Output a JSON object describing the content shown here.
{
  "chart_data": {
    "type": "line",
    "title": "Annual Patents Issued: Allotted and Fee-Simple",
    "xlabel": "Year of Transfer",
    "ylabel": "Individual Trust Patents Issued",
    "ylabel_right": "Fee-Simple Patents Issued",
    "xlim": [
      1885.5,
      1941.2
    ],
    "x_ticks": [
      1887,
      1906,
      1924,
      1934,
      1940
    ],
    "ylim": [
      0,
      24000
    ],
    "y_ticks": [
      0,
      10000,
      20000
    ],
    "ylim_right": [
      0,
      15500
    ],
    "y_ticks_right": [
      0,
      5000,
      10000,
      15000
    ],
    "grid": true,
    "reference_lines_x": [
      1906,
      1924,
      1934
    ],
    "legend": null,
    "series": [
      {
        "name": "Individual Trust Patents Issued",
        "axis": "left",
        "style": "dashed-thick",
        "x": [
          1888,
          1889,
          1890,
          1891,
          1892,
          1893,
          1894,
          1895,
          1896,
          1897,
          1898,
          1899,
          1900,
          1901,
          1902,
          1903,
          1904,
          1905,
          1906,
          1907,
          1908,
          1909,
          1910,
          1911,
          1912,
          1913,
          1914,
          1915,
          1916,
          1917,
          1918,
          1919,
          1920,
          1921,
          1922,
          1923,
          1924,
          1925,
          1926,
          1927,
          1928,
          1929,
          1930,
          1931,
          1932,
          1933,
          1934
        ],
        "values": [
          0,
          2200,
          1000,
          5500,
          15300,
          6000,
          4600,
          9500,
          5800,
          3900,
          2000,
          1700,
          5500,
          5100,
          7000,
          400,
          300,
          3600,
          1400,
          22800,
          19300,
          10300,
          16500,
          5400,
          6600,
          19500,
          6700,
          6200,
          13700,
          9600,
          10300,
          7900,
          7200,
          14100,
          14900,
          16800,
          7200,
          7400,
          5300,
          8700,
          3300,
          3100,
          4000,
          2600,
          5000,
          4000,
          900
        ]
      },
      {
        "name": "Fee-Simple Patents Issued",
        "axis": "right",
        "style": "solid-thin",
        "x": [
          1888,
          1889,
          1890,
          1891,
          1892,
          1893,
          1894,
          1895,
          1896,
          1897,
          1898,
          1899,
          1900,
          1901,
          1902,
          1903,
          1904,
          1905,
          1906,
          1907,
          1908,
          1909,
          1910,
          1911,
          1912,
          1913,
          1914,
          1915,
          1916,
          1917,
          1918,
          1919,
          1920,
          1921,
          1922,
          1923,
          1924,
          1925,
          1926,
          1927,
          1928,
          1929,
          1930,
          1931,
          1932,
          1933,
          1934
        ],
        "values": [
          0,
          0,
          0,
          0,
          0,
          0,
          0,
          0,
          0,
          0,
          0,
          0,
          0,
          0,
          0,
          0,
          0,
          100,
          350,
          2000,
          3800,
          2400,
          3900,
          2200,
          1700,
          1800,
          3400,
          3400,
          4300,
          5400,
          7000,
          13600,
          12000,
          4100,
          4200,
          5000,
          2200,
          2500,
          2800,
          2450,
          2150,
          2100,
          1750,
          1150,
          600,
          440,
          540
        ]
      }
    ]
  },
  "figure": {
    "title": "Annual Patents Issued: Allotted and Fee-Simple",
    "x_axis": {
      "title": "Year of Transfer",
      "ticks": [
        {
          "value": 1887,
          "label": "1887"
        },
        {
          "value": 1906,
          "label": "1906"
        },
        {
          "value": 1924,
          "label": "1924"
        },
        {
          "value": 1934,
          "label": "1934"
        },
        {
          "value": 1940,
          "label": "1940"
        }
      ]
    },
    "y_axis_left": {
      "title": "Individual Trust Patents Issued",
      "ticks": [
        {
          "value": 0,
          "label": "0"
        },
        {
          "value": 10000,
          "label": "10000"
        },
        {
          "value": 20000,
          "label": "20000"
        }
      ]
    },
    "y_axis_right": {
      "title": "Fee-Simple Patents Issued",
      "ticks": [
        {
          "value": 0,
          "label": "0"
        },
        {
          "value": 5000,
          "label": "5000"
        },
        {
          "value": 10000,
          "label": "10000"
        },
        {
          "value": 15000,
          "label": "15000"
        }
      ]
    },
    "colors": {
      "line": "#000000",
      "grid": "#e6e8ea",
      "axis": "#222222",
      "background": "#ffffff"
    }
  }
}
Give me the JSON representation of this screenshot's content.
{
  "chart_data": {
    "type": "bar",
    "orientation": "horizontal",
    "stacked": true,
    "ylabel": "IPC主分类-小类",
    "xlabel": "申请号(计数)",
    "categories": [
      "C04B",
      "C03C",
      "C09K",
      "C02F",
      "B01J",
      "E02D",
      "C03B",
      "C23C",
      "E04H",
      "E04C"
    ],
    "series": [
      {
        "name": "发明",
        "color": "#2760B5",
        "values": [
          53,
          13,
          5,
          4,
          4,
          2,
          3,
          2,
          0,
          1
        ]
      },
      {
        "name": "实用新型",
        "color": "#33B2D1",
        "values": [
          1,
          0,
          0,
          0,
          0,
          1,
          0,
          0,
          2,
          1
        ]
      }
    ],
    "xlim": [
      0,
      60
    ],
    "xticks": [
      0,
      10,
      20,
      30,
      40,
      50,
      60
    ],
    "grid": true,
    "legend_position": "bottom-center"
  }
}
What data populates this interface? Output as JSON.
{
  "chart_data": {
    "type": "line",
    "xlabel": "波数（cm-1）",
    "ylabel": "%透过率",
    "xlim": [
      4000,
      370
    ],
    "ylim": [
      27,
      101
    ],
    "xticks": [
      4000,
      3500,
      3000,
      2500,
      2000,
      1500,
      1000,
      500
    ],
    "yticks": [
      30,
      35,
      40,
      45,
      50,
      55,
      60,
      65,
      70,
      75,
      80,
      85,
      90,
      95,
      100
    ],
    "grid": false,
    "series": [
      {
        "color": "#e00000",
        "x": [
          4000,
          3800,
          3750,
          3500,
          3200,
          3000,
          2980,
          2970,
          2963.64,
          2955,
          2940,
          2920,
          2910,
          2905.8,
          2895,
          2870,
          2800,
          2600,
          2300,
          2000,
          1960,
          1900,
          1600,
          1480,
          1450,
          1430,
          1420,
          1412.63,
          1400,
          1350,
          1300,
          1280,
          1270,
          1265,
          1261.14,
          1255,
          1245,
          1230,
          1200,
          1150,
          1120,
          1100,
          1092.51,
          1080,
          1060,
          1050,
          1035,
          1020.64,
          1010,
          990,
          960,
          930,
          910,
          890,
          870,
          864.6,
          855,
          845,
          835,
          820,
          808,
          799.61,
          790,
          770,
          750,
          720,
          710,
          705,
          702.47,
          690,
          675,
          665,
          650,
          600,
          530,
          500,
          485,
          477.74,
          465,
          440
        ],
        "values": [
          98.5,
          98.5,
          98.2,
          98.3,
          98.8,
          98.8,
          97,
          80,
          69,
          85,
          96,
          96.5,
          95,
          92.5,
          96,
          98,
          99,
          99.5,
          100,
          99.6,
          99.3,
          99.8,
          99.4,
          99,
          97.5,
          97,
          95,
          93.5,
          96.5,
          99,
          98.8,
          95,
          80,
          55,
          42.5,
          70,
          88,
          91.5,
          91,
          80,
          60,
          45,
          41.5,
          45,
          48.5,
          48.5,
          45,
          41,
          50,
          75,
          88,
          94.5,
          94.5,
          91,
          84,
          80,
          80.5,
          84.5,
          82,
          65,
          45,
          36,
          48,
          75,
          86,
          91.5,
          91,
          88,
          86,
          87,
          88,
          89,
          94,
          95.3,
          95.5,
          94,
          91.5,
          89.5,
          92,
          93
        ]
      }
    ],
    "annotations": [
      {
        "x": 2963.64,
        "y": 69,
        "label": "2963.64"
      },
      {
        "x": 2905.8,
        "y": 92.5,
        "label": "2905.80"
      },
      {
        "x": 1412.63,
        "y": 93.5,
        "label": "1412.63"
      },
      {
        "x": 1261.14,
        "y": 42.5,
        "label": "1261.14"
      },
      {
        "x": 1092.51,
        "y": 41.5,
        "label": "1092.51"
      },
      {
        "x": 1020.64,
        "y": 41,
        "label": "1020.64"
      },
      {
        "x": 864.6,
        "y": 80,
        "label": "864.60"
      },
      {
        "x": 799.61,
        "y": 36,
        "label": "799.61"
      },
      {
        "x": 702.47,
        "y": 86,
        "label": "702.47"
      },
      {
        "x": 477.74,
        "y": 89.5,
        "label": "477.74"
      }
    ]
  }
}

● AIM:
State the count of lines with the word "Simple" in them, and write nothing else.

● ANSWER:
5